Records from a collection of figures:

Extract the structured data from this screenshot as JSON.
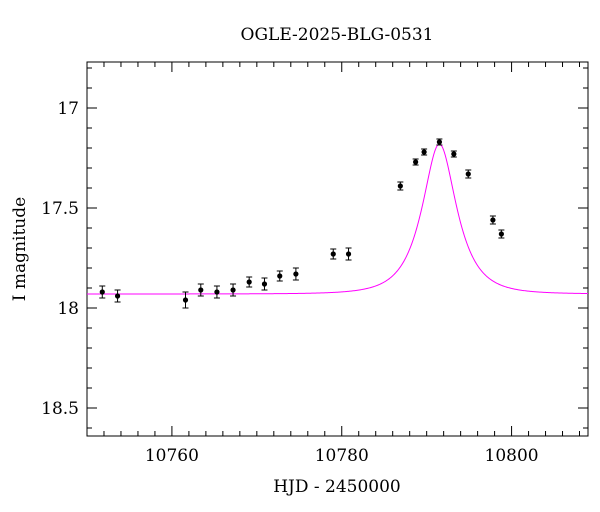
{
  "chart_data": {
    "type": "scatter",
    "title": "OGLE-2025-BLG-0531",
    "xlabel": "HJD - 2450000",
    "ylabel": "I magnitude",
    "xlim": [
      10750,
      10809
    ],
    "ylim": [
      18.64,
      16.77
    ],
    "y_inverted": true,
    "x_ticks": [
      10760,
      10780,
      10800
    ],
    "x_tick_labels": [
      "10760",
      "10780",
      "10800"
    ],
    "y_ticks": [
      17,
      17.5,
      18,
      18.5
    ],
    "y_tick_labels": [
      "17",
      "17.5",
      "18",
      "18.5"
    ],
    "grid": false,
    "colors": {
      "points": "#000000",
      "model": "#ff00ff",
      "frame": "#000000"
    },
    "series": [
      {
        "kind": "points",
        "x": [
          10751.8,
          10753.6,
          10761.6,
          10763.4,
          10765.3,
          10767.2,
          10769.1,
          10770.9,
          10772.7,
          10774.6,
          10779.0,
          10780.8,
          10786.9,
          10788.7,
          10789.7,
          10791.5,
          10793.2,
          10794.9,
          10797.8,
          10798.8
        ],
        "y": [
          17.92,
          17.94,
          17.96,
          17.91,
          17.92,
          17.91,
          17.87,
          17.88,
          17.84,
          17.83,
          17.73,
          17.73,
          17.39,
          17.27,
          17.22,
          17.17,
          17.23,
          17.33,
          17.56,
          17.63
        ],
        "yerr": [
          0.03,
          0.03,
          0.04,
          0.03,
          0.03,
          0.03,
          0.025,
          0.03,
          0.025,
          0.03,
          0.025,
          0.03,
          0.02,
          0.015,
          0.015,
          0.015,
          0.015,
          0.02,
          0.02,
          0.02
        ]
      },
      {
        "kind": "model",
        "baseline": 17.93,
        "peak": 17.18,
        "t0": 10791.5,
        "tE": 3.3,
        "x_range": [
          10750,
          10809
        ]
      }
    ]
  }
}
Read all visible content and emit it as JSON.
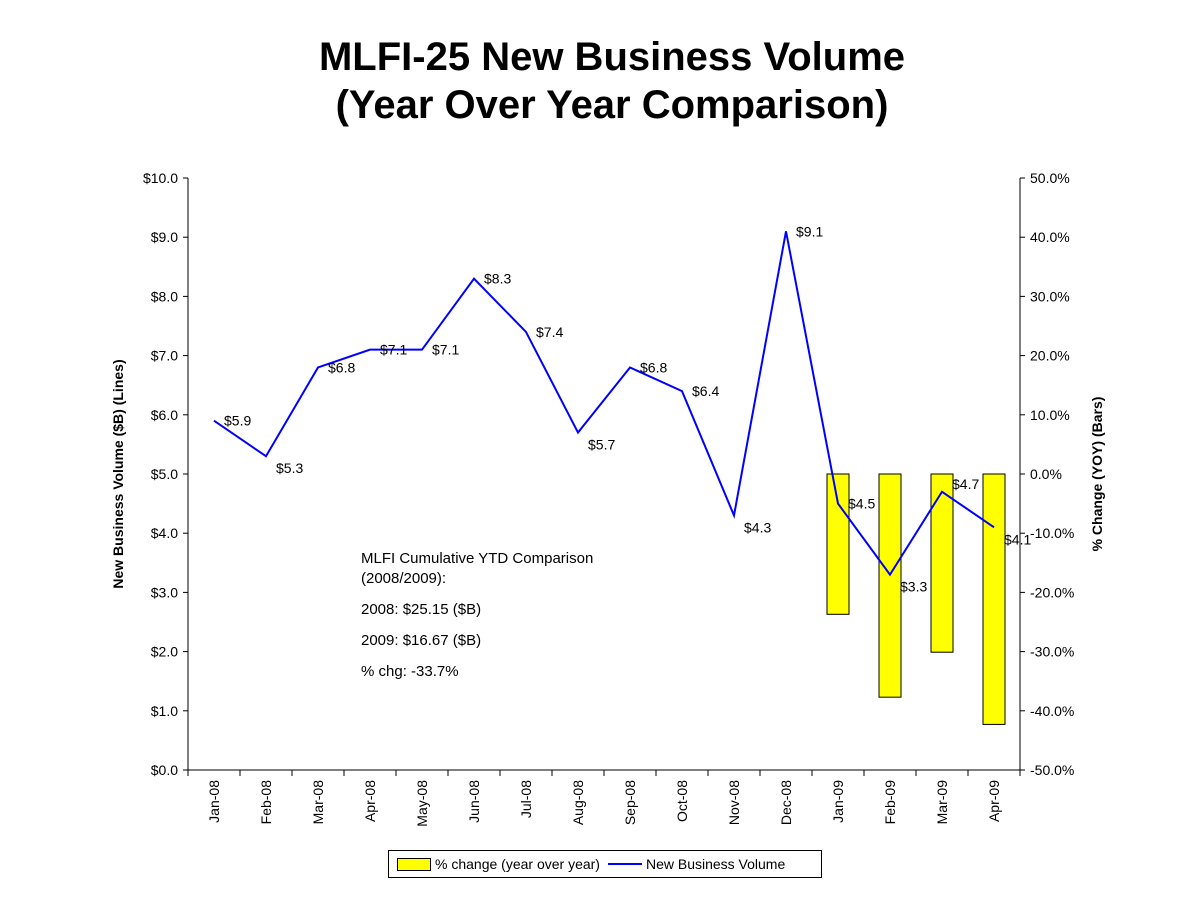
{
  "title_line1": "MLFI-25 New Business Volume",
  "title_line2": "(Year Over Year Comparison)",
  "annotation": {
    "line1": "MLFI Cumulative YTD Comparison",
    "line2": "(2008/2009):",
    "line3": "2008: $25.15 ($B)",
    "line4": "2009: $16.67 ($B)",
    "line5": "% chg:  -33.7%"
  },
  "legend": {
    "bars": "% change (year over year)",
    "line": "New Business Volume"
  },
  "chart_data": {
    "type": "bar+line",
    "categories": [
      "Jan-08",
      "Feb-08",
      "Mar-08",
      "Apr-08",
      "May-08",
      "Jun-08",
      "Jul-08",
      "Aug-08",
      "Sep-08",
      "Oct-08",
      "Nov-08",
      "Dec-08",
      "Jan-09",
      "Feb-09",
      "Mar-09",
      "Apr-09"
    ],
    "ylabel": "New Business Volume ($B) (Lines)",
    "y2label": "% Change (YOY) (Bars)",
    "ylim": [
      0,
      10
    ],
    "y2lim": [
      -50,
      50
    ],
    "yticks": [
      "$0.0",
      "$1.0",
      "$2.0",
      "$3.0",
      "$4.0",
      "$5.0",
      "$6.0",
      "$7.0",
      "$8.0",
      "$9.0",
      "$10.0"
    ],
    "y2ticks": [
      "-50.0%",
      "-40.0%",
      "-30.0%",
      "-20.0%",
      "-10.0%",
      "0.0%",
      "10.0%",
      "20.0%",
      "30.0%",
      "40.0%",
      "50.0%"
    ],
    "legend_position": "bottom",
    "grid": false,
    "series": [
      {
        "name": "New Business Volume",
        "type": "line",
        "axis": "left",
        "color": "#0000ff",
        "values": [
          5.9,
          5.3,
          6.8,
          7.1,
          7.1,
          8.3,
          7.4,
          5.7,
          6.8,
          6.4,
          4.3,
          9.1,
          4.5,
          3.3,
          4.7,
          4.1
        ],
        "labels": [
          "$5.9",
          "$5.3",
          "$6.8",
          "$7.1",
          "$7.1",
          "$8.3",
          "$7.4",
          "$5.7",
          "$6.8",
          "$6.4",
          "$4.3",
          "$9.1",
          "$4.5",
          "$3.3",
          "$4.7",
          "$4.1"
        ]
      },
      {
        "name": "% change (year over year)",
        "type": "bar",
        "axis": "right",
        "color": "#ffff00",
        "values": [
          null,
          null,
          null,
          null,
          null,
          null,
          null,
          null,
          null,
          null,
          null,
          null,
          -23.7,
          -37.7,
          -30.1,
          -42.3
        ]
      }
    ]
  }
}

• [GOAL OF THE EXERCISE]:
Show all lines from the listing above in which "MLFI" appears.

• [SOLUTION FOR THIS EXERCISE]:
  "title_line1": "MLFI-25 New Business Volume",
    "line1": "MLFI Cumulative YTD Comparison",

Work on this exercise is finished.